### What is expected:
Below are some records; reproduce every one of them exactly.

* Begin Supplied data *

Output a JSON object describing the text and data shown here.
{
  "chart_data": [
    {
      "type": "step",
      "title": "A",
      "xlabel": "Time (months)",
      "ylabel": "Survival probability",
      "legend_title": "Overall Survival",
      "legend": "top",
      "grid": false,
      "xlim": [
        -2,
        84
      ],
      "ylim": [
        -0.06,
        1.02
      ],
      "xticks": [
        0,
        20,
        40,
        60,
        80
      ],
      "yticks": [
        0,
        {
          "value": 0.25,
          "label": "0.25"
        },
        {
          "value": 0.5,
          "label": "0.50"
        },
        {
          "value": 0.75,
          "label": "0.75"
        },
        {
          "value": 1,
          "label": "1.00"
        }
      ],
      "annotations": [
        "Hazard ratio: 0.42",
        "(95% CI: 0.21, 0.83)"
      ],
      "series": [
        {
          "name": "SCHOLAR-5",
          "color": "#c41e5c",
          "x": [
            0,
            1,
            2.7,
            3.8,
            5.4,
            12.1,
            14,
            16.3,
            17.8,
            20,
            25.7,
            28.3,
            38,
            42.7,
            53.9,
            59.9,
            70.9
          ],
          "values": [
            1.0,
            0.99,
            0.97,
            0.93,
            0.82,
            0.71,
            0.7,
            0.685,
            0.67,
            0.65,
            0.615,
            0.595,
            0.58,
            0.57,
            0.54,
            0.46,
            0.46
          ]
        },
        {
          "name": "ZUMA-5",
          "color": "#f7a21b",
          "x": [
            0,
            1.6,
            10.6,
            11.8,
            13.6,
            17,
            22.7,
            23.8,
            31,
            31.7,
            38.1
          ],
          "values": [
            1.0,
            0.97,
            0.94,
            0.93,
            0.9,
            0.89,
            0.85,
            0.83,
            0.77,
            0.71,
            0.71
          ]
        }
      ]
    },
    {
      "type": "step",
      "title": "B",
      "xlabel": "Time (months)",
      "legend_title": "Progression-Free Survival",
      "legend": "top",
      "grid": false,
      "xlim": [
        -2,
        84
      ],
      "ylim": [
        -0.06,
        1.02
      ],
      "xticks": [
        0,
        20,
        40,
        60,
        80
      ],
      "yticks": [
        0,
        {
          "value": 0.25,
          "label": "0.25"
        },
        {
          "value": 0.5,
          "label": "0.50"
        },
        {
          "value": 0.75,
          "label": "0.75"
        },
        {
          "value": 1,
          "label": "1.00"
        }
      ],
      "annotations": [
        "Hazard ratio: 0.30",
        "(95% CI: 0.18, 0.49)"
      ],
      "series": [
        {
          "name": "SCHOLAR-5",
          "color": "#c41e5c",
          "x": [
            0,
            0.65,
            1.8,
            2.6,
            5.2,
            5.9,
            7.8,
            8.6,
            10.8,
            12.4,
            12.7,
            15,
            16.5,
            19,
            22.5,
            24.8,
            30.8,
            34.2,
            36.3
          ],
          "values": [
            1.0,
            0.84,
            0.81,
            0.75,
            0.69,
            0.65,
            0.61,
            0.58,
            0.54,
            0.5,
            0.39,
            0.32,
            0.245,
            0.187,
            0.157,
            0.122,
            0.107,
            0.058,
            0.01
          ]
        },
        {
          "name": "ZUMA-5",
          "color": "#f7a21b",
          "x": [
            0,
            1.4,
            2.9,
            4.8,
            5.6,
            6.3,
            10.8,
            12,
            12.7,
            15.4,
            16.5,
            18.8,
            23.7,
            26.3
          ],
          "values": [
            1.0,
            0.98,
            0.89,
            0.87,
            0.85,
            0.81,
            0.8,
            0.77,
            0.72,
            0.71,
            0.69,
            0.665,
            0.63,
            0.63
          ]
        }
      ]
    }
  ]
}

* End Supplied data *

### Completed exercise:
Output a JSON object describing the text and data shown here.
{
  "chart_data": [
    {
      "type": "step",
      "title": "A",
      "xlabel": "Time (months)",
      "ylabel": "Survival probability",
      "legend_title": "Overall Survival",
      "legend": "top",
      "grid": false,
      "xlim": [
        -2,
        84
      ],
      "ylim": [
        -0.06,
        1.02
      ],
      "xticks": [
        0,
        20,
        40,
        60,
        80
      ],
      "yticks": [
        0,
        {
          "value": 0.25,
          "label": "0.25"
        },
        {
          "value": 0.5,
          "label": "0.50"
        },
        {
          "value": 0.75,
          "label": "0.75"
        },
        {
          "value": 1,
          "label": "1.00"
        }
      ],
      "annotations": [
        "Hazard ratio: 0.42",
        "(95% CI: 0.21, 0.83)"
      ],
      "series": [
        {
          "name": "SCHOLAR-5",
          "color": "#c41e5c",
          "x": [
            0,
            1,
            2.7,
            3.8,
            5.4,
            12.1,
            14,
            16.3,
            17.8,
            20,
            25.7,
            28.3,
            38,
            42.7,
            53.9,
            59.9,
            70.9
          ],
          "values": [
            1.0,
            0.99,
            0.97,
            0.93,
            0.82,
            0.71,
            0.7,
            0.685,
            0.67,
            0.65,
            0.615,
            0.595,
            0.58,
            0.57,
            0.54,
            0.46,
            0.46
          ]
        },
        {
          "name": "ZUMA-5",
          "color": "#f7a21b",
          "x": [
            0,
            1.6,
            10.6,
            11.8,
            13.6,
            17,
            22.7,
            23.8,
            31,
            31.7,
            38.1
          ],
          "values": [
            1.0,
            0.97,
            0.94,
            0.93,
            0.9,
            0.89,
            0.85,
            0.83,
            0.77,
            0.71,
            0.71
          ]
        }
      ]
    },
    {
      "type": "step",
      "title": "B",
      "xlabel": "Time (months)",
      "legend_title": "Progression-Free Survival",
      "legend": "top",
      "grid": false,
      "xlim": [
        -2,
        84
      ],
      "ylim": [
        -0.06,
        1.02
      ],
      "xticks": [
        0,
        20,
        40,
        60,
        80
      ],
      "yticks": [
        0,
        {
          "value": 0.25,
          "label": "0.25"
        },
        {
          "value": 0.5,
          "label": "0.50"
        },
        {
          "value": 0.75,
          "label": "0.75"
        },
        {
          "value": 1,
          "label": "1.00"
        }
      ],
      "annotations": [
        "Hazard ratio: 0.30",
        "(95% CI: 0.18, 0.49)"
      ],
      "series": [
        {
          "name": "SCHOLAR-5",
          "color": "#c41e5c",
          "x": [
            0,
            0.65,
            1.8,
            2.6,
            5.2,
            5.9,
            7.8,
            8.6,
            10.8,
            12.4,
            12.7,
            15,
            16.5,
            19,
            22.5,
            24.8,
            30.8,
            34.2,
            36.3
          ],
          "values": [
            1.0,
            0.84,
            0.81,
            0.75,
            0.69,
            0.65,
            0.61,
            0.58,
            0.54,
            0.5,
            0.39,
            0.32,
            0.245,
            0.187,
            0.157,
            0.122,
            0.107,
            0.058,
            0.01
          ]
        },
        {
          "name": "ZUMA-5",
          "color": "#f7a21b",
          "x": [
            0,
            1.4,
            2.9,
            4.8,
            5.6,
            6.3,
            10.8,
            12,
            12.7,
            15.4,
            16.5,
            18.8,
            23.7,
            26.3
          ],
          "values": [
            1.0,
            0.98,
            0.89,
            0.87,
            0.85,
            0.81,
            0.8,
            0.77,
            0.72,
            0.71,
            0.69,
            0.665,
            0.63,
            0.63
          ]
        }
      ]
    }
  ]
}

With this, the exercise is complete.